Exercise requirements
Please retype the records below exactly, leaving out any pictures.
+ + +
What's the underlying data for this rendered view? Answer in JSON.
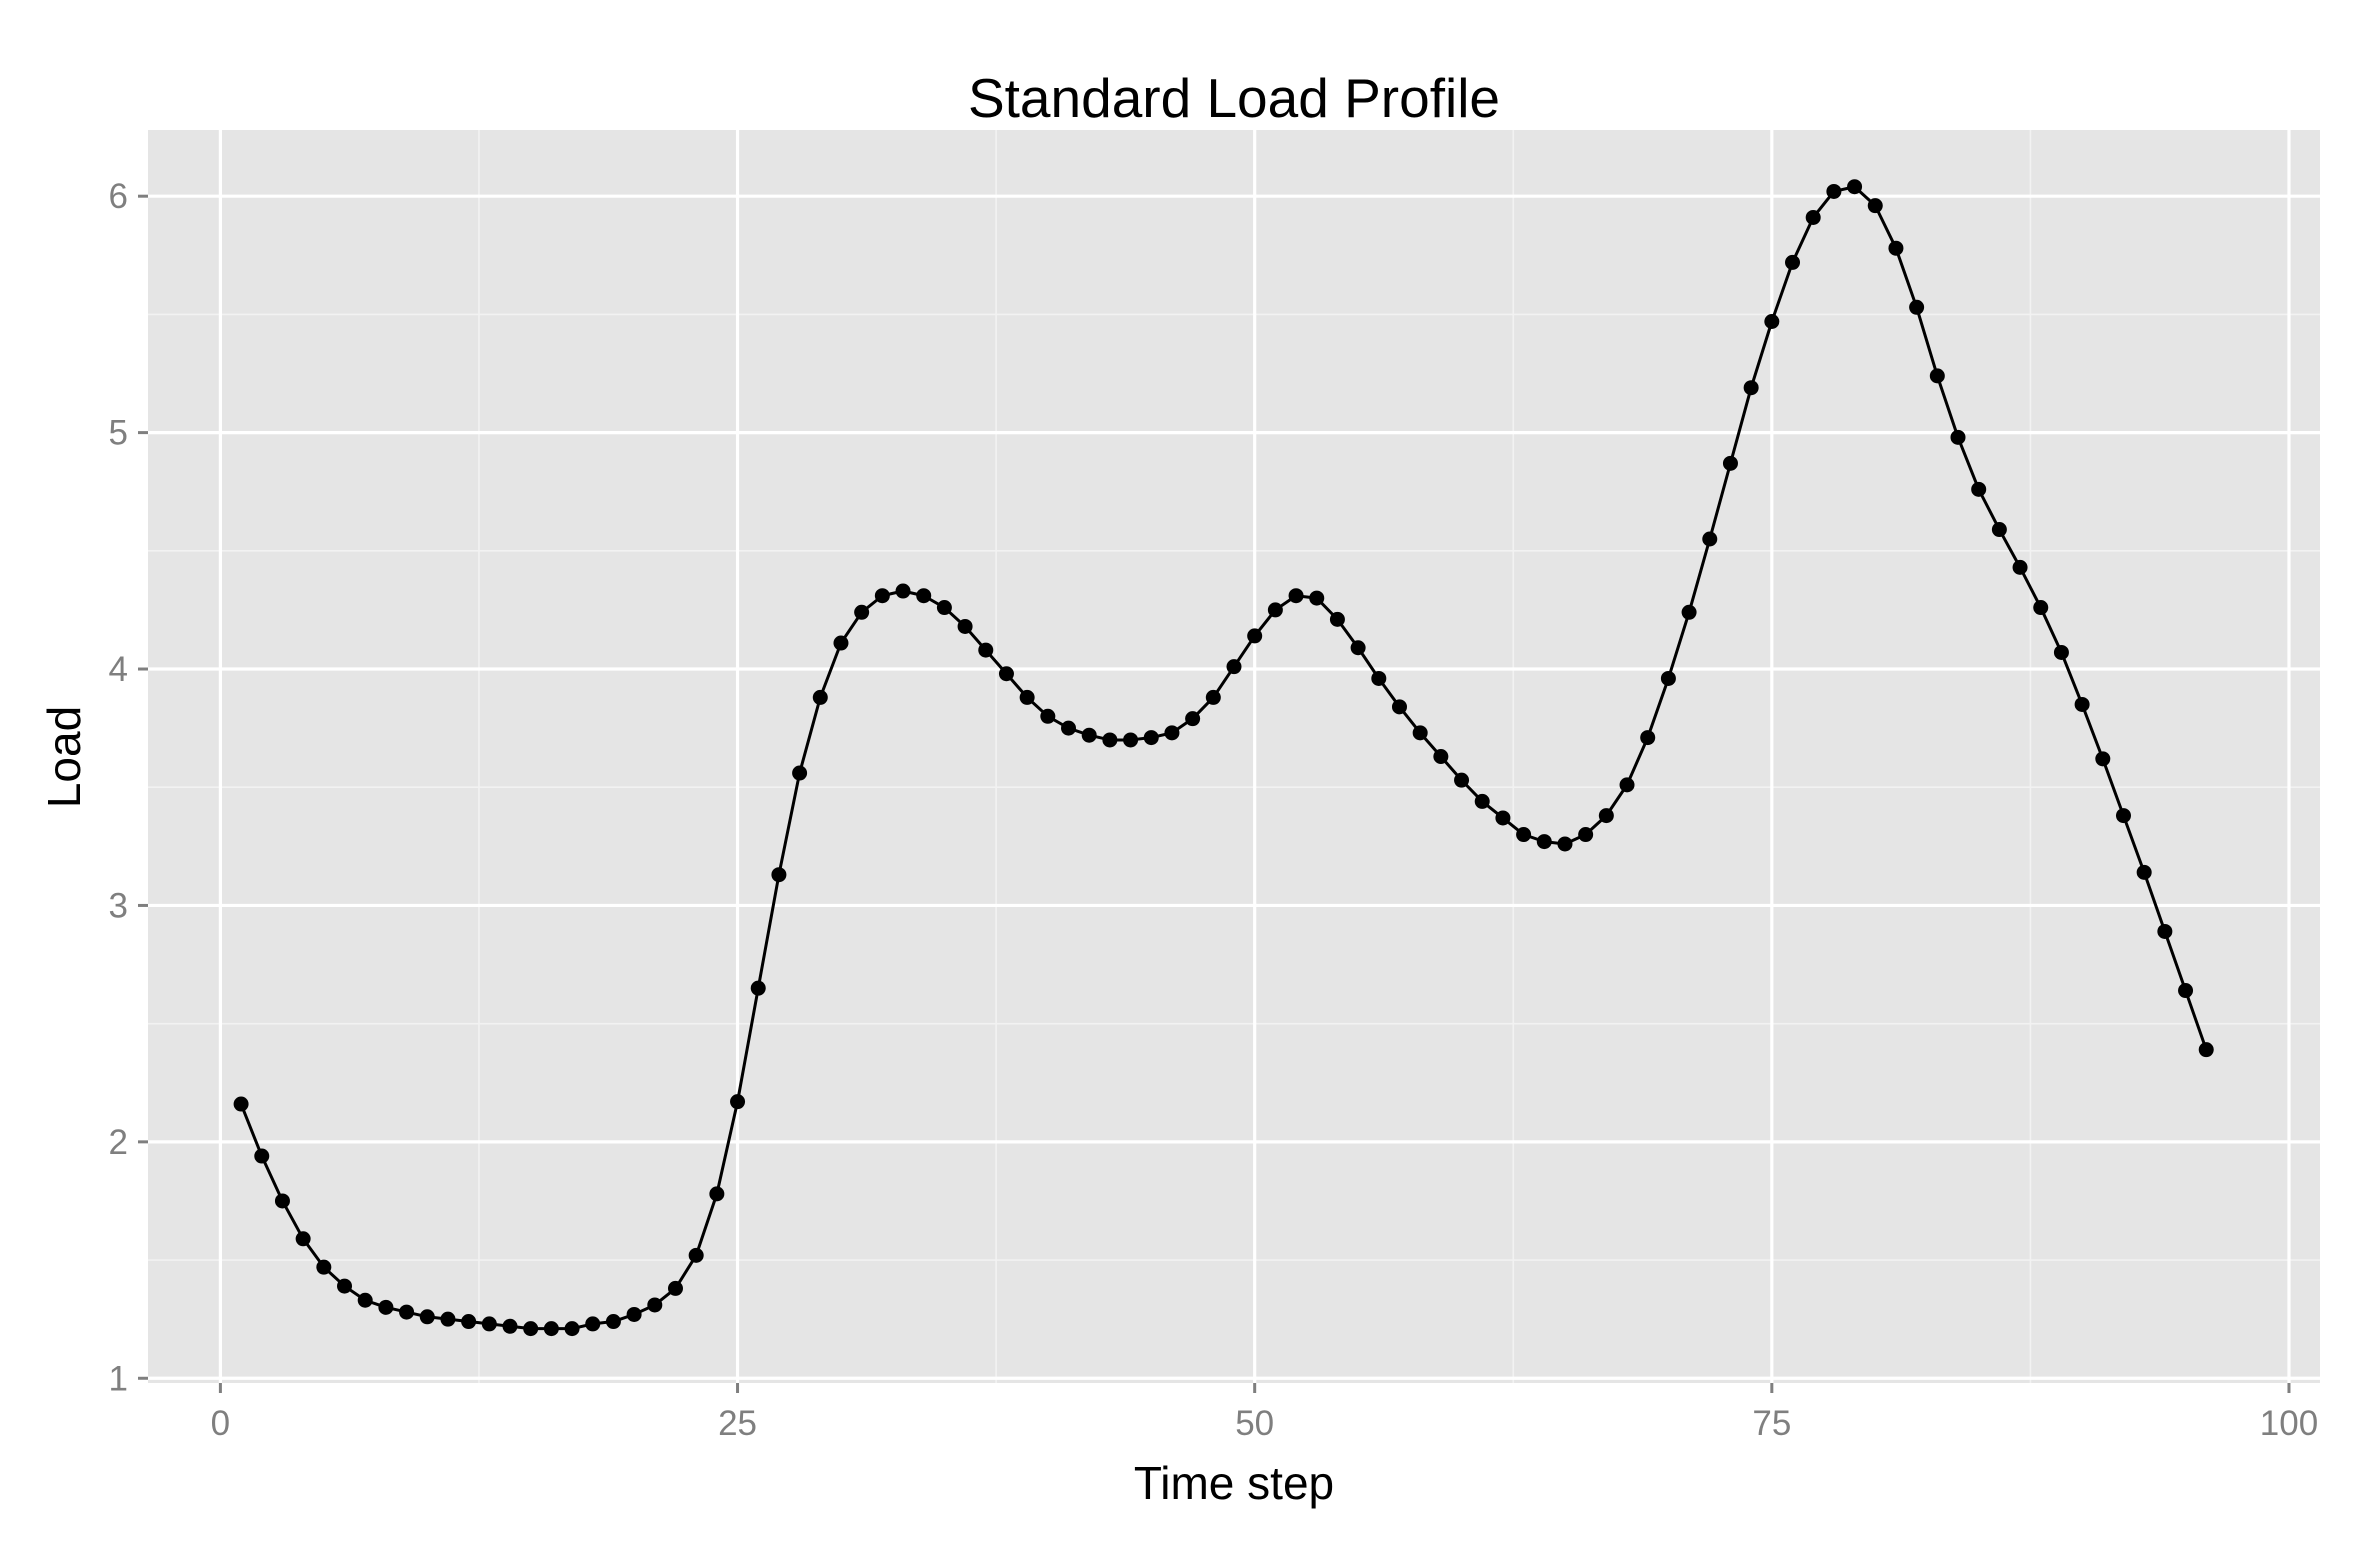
{
  "chart_data": {
    "type": "line",
    "title": "Standard Load Profile",
    "xlabel": "Time step",
    "ylabel": "Load",
    "xlim": [
      -3.5,
      101.5
    ],
    "ylim": [
      0.98,
      6.28
    ],
    "x_ticks": [
      0,
      25,
      50,
      75,
      100
    ],
    "x_tick_labels": [
      "0",
      "25",
      "50",
      "75",
      "100"
    ],
    "y_ticks": [
      1,
      2,
      3,
      4,
      5,
      6
    ],
    "y_tick_labels": [
      "1",
      "2",
      "3",
      "4",
      "5",
      "6"
    ],
    "x_minor_ticks": [
      12.5,
      37.5,
      62.5,
      87.5
    ],
    "y_minor_ticks": [
      1.5,
      2.5,
      3.5,
      4.5,
      5.5
    ],
    "grid": true,
    "legend": "none",
    "series": [
      {
        "x": [
          1,
          2,
          3,
          4,
          5,
          6,
          7,
          8,
          9,
          10,
          11,
          12,
          13,
          14,
          15,
          16,
          17,
          18,
          19,
          20,
          21,
          22,
          23,
          24,
          25,
          26,
          27,
          28,
          29,
          30,
          31,
          32,
          33,
          34,
          35,
          36,
          37,
          38,
          39,
          40,
          41,
          42,
          43,
          44,
          45,
          46,
          47,
          48,
          49,
          50,
          51,
          52,
          53,
          54,
          55,
          56,
          57,
          58,
          59,
          60,
          61,
          62,
          63,
          64,
          65,
          66,
          67,
          68,
          69,
          70,
          71,
          72,
          73,
          74,
          75,
          76,
          77,
          78,
          79,
          80,
          81,
          82,
          83,
          84,
          85,
          86,
          87,
          88,
          89,
          90,
          91,
          92,
          93,
          94,
          95,
          96
        ],
        "values": [
          2.16,
          1.94,
          1.75,
          1.59,
          1.47,
          1.39,
          1.33,
          1.3,
          1.28,
          1.26,
          1.25,
          1.24,
          1.23,
          1.22,
          1.21,
          1.21,
          1.21,
          1.23,
          1.24,
          1.27,
          1.31,
          1.38,
          1.52,
          1.78,
          2.17,
          2.65,
          3.13,
          3.56,
          3.88,
          4.11,
          4.24,
          4.31,
          4.33,
          4.31,
          4.26,
          4.18,
          4.08,
          3.98,
          3.88,
          3.8,
          3.75,
          3.72,
          3.7,
          3.7,
          3.71,
          3.73,
          3.79,
          3.88,
          4.01,
          4.14,
          4.25,
          4.31,
          4.3,
          4.21,
          4.09,
          3.96,
          3.84,
          3.73,
          3.63,
          3.53,
          3.44,
          3.37,
          3.3,
          3.27,
          3.26,
          3.3,
          3.38,
          3.51,
          3.71,
          3.96,
          4.24,
          4.55,
          4.87,
          5.19,
          5.47,
          5.72,
          5.91,
          6.02,
          6.04,
          5.96,
          5.78,
          5.53,
          5.24,
          4.98,
          4.76,
          4.59,
          4.43,
          4.26,
          4.07,
          3.85,
          3.62,
          3.38,
          3.14,
          2.89,
          2.64,
          2.39
        ]
      }
    ],
    "colors": {
      "panel_background": "#e5e5e5",
      "major_grid": "#ffffff",
      "minor_grid": "#f2f2f2",
      "line": "#000000",
      "point": "#000000",
      "tick_text": "#7f7f7f"
    }
  }
}
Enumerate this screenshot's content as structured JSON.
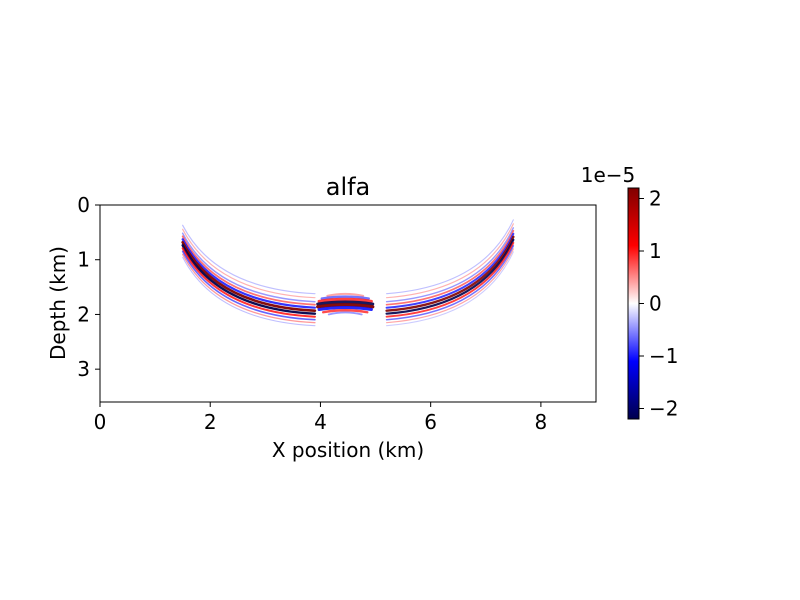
+ + +
Solution to this problem
What's the underlying data for this rendered view? Answer in JSON.
{
  "chart_data": {
    "type": "line",
    "title": "Standard Load Profile",
    "xlabel": "Time step",
    "ylabel": "Load",
    "xlim": [
      -3.5,
      101.5
    ],
    "ylim": [
      0.98,
      6.28
    ],
    "x_ticks": [
      0,
      25,
      50,
      75,
      100
    ],
    "x_tick_labels": [
      "0",
      "25",
      "50",
      "75",
      "100"
    ],
    "y_ticks": [
      1,
      2,
      3,
      4,
      5,
      6
    ],
    "y_tick_labels": [
      "1",
      "2",
      "3",
      "4",
      "5",
      "6"
    ],
    "x_minor_ticks": [
      12.5,
      37.5,
      62.5,
      87.5
    ],
    "y_minor_ticks": [
      1.5,
      2.5,
      3.5,
      4.5,
      5.5
    ],
    "grid": true,
    "legend": "none",
    "series": [
      {
        "x": [
          1,
          2,
          3,
          4,
          5,
          6,
          7,
          8,
          9,
          10,
          11,
          12,
          13,
          14,
          15,
          16,
          17,
          18,
          19,
          20,
          21,
          22,
          23,
          24,
          25,
          26,
          27,
          28,
          29,
          30,
          31,
          32,
          33,
          34,
          35,
          36,
          37,
          38,
          39,
          40,
          41,
          42,
          43,
          44,
          45,
          46,
          47,
          48,
          49,
          50,
          51,
          52,
          53,
          54,
          55,
          56,
          57,
          58,
          59,
          60,
          61,
          62,
          63,
          64,
          65,
          66,
          67,
          68,
          69,
          70,
          71,
          72,
          73,
          74,
          75,
          76,
          77,
          78,
          79,
          80,
          81,
          82,
          83,
          84,
          85,
          86,
          87,
          88,
          89,
          90,
          91,
          92,
          93,
          94,
          95,
          96
        ],
        "values": [
          2.16,
          1.94,
          1.75,
          1.59,
          1.47,
          1.39,
          1.33,
          1.3,
          1.28,
          1.26,
          1.25,
          1.24,
          1.23,
          1.22,
          1.21,
          1.21,
          1.21,
          1.23,
          1.24,
          1.27,
          1.31,
          1.38,
          1.52,
          1.78,
          2.17,
          2.65,
          3.13,
          3.56,
          3.88,
          4.11,
          4.24,
          4.31,
          4.33,
          4.31,
          4.26,
          4.18,
          4.08,
          3.98,
          3.88,
          3.8,
          3.75,
          3.72,
          3.7,
          3.7,
          3.71,
          3.73,
          3.79,
          3.88,
          4.01,
          4.14,
          4.25,
          4.31,
          4.3,
          4.21,
          4.09,
          3.96,
          3.84,
          3.73,
          3.63,
          3.53,
          3.44,
          3.37,
          3.3,
          3.27,
          3.26,
          3.3,
          3.38,
          3.51,
          3.71,
          3.96,
          4.24,
          4.55,
          4.87,
          5.19,
          5.47,
          5.72,
          5.91,
          6.02,
          6.04,
          5.96,
          5.78,
          5.53,
          5.24,
          4.98,
          4.76,
          4.59,
          4.43,
          4.26,
          4.07,
          3.85,
          3.62,
          3.38,
          3.14,
          2.89,
          2.64,
          2.39
        ]
      }
    ],
    "colors": {
      "panel_background": "#e5e5e5",
      "major_grid": "#ffffff",
      "minor_grid": "#f2f2f2",
      "line": "#000000",
      "point": "#000000",
      "tick_text": "#7f7f7f"
    }
  }
}
Enumerate this screenshot's content as structured JSON.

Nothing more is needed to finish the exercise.